Look through the listing for the word "Return". Copy each line that has it.

::: RAW DATA :::

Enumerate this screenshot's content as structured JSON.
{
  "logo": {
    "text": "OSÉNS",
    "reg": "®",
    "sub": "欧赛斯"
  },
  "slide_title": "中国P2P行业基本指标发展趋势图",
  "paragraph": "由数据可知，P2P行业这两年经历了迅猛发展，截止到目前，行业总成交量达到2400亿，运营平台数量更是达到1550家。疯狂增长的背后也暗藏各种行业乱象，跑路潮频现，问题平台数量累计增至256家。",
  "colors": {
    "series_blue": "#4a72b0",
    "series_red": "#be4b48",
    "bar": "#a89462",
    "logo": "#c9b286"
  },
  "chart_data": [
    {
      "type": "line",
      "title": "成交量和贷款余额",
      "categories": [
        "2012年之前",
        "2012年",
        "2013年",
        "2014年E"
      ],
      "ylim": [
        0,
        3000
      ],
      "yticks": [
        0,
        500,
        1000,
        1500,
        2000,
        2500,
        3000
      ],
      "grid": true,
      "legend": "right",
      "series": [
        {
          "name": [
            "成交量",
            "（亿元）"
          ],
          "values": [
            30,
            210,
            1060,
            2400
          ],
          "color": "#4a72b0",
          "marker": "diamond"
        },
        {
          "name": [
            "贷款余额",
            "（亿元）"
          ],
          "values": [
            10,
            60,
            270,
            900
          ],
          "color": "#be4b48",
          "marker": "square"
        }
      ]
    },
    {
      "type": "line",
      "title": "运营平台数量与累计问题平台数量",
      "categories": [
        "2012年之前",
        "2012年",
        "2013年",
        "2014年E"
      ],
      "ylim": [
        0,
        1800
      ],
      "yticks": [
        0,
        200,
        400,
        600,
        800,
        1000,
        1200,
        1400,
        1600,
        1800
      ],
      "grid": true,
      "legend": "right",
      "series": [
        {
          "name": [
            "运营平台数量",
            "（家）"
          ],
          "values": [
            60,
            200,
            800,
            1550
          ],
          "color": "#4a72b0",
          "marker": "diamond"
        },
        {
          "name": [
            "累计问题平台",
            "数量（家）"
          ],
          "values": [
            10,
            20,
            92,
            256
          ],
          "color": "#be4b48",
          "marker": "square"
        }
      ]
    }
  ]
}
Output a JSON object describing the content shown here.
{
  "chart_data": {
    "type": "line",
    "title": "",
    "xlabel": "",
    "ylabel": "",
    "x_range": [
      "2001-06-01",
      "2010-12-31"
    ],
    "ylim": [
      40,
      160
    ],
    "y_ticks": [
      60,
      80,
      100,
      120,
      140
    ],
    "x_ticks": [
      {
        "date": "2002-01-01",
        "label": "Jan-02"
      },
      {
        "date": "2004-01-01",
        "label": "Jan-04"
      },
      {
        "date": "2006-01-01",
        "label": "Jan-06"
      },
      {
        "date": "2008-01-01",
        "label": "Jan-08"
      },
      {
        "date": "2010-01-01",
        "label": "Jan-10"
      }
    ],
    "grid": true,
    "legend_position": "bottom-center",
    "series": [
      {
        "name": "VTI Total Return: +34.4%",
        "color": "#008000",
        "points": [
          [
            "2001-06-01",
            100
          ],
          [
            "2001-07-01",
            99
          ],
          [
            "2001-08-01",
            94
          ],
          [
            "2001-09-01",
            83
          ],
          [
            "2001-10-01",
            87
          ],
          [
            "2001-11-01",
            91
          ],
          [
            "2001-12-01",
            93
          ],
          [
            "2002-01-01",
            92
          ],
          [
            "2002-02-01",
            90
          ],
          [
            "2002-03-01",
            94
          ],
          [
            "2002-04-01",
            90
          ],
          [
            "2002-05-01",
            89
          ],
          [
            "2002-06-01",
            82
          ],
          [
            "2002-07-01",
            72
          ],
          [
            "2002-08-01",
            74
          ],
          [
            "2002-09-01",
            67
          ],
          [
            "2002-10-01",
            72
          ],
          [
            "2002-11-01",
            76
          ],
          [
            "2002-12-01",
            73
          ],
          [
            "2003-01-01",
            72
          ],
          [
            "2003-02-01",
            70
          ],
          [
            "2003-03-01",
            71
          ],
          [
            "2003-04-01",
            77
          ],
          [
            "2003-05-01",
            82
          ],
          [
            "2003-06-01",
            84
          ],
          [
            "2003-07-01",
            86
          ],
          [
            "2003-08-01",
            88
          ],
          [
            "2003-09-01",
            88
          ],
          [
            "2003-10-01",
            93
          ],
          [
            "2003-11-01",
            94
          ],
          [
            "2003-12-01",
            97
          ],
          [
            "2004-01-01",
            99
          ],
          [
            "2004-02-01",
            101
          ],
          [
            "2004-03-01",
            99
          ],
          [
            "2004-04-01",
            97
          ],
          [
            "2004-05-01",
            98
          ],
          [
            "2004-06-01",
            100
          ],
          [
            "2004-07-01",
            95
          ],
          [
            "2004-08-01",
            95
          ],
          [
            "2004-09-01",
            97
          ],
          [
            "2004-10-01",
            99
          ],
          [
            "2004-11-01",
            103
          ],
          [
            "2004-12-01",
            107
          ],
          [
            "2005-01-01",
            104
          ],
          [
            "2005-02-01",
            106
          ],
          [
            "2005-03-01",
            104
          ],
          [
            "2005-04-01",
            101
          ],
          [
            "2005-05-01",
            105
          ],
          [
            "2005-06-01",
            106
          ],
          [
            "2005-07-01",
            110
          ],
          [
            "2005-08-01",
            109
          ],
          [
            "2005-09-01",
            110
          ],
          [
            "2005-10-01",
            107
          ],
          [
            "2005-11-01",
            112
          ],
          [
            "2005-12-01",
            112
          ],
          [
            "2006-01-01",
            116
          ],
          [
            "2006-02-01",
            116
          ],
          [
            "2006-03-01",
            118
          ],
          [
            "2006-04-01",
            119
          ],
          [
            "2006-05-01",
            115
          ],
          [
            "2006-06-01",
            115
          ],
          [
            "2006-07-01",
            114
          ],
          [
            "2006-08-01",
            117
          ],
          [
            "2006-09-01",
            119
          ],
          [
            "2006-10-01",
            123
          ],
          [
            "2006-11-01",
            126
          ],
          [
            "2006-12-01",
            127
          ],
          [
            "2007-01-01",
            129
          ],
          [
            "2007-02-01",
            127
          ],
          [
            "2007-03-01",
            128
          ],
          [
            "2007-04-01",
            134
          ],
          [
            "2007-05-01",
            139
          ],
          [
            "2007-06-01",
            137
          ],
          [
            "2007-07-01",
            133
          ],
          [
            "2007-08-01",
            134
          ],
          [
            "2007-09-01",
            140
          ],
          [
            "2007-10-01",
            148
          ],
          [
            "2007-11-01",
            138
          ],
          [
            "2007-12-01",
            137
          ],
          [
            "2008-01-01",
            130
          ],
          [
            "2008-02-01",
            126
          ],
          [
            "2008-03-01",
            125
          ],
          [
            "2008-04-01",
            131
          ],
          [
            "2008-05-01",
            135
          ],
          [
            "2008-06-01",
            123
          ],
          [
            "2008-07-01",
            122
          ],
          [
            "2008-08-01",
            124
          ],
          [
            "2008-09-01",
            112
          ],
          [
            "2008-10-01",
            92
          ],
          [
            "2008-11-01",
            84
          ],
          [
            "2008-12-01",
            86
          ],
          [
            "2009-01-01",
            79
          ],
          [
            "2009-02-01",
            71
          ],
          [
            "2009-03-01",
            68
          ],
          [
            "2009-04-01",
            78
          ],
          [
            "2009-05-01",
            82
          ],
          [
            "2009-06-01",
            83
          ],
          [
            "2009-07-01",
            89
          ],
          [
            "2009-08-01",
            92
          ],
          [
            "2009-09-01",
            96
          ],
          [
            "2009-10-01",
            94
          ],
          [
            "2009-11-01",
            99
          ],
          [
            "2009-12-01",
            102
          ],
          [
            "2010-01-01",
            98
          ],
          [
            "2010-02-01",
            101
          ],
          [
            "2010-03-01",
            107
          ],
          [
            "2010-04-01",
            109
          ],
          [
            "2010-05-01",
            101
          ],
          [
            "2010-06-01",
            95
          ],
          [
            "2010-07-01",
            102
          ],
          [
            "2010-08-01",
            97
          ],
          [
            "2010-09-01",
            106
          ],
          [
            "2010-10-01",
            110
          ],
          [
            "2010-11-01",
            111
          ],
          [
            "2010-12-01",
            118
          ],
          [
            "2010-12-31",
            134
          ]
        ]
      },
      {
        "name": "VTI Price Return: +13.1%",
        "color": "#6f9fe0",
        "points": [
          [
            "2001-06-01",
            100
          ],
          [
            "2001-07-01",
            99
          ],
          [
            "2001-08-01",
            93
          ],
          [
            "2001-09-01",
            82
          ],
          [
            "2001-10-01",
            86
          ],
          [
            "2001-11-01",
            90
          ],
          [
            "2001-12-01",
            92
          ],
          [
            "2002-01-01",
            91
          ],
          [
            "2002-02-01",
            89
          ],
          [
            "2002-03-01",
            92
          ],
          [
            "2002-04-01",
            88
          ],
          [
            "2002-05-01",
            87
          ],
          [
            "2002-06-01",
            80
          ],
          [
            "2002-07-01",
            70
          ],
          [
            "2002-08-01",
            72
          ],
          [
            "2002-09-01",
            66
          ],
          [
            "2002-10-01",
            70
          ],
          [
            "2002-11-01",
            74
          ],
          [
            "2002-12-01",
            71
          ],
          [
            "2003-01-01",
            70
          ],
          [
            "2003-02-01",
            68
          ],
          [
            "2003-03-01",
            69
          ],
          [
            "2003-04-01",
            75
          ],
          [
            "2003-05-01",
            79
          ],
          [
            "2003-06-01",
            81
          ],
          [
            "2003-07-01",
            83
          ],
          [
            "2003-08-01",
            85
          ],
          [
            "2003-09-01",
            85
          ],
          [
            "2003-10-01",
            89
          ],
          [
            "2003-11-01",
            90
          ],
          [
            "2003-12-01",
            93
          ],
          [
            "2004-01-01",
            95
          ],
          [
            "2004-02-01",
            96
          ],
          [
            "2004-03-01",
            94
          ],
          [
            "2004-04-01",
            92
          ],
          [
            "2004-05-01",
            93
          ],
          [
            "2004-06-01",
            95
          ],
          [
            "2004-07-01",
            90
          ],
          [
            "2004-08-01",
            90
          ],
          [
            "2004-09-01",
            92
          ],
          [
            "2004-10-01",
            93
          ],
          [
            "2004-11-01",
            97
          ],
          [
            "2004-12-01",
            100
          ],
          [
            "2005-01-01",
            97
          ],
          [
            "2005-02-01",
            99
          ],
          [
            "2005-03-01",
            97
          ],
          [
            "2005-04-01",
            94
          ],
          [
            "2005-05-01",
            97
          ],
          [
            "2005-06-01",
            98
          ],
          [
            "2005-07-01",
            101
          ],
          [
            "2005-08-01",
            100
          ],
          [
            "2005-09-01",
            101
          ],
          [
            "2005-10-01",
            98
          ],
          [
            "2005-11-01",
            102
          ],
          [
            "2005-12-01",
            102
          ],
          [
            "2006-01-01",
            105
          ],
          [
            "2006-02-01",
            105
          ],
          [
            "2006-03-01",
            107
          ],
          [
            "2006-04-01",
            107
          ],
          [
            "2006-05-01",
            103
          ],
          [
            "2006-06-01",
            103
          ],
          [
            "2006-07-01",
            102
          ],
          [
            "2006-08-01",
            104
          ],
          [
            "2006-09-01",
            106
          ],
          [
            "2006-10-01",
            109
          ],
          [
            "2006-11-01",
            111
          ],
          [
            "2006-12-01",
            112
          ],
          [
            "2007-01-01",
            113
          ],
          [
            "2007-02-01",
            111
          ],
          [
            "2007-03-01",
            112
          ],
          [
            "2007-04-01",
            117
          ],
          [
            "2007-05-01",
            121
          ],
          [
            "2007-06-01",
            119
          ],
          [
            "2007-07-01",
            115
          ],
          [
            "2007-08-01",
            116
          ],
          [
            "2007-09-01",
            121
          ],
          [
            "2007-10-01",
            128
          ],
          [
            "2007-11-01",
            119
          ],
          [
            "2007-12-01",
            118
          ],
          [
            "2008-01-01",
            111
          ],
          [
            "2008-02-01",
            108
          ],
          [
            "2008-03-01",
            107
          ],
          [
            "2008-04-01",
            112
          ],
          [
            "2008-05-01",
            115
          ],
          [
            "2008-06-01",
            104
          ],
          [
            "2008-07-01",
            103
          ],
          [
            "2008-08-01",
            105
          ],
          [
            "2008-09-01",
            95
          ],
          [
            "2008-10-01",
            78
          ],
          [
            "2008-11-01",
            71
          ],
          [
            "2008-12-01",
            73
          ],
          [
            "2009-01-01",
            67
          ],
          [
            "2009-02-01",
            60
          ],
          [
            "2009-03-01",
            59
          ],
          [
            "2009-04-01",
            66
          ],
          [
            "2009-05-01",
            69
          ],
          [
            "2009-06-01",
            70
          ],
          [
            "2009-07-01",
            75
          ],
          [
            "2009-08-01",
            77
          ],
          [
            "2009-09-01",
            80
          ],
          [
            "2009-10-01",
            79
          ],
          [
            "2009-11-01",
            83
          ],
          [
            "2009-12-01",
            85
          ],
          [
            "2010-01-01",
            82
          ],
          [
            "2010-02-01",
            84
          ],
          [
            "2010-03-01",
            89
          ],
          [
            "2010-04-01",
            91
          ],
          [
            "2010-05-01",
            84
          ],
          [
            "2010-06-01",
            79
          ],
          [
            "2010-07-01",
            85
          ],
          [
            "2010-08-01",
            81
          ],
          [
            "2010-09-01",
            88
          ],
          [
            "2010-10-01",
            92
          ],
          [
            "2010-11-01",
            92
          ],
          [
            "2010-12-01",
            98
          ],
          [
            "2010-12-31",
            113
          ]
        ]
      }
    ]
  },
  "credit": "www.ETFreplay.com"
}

:::

**TASK SOLUTION:**
        "name": "VTI Total Return: +34.4%",
        "name": "VTI Price Return: +13.1%",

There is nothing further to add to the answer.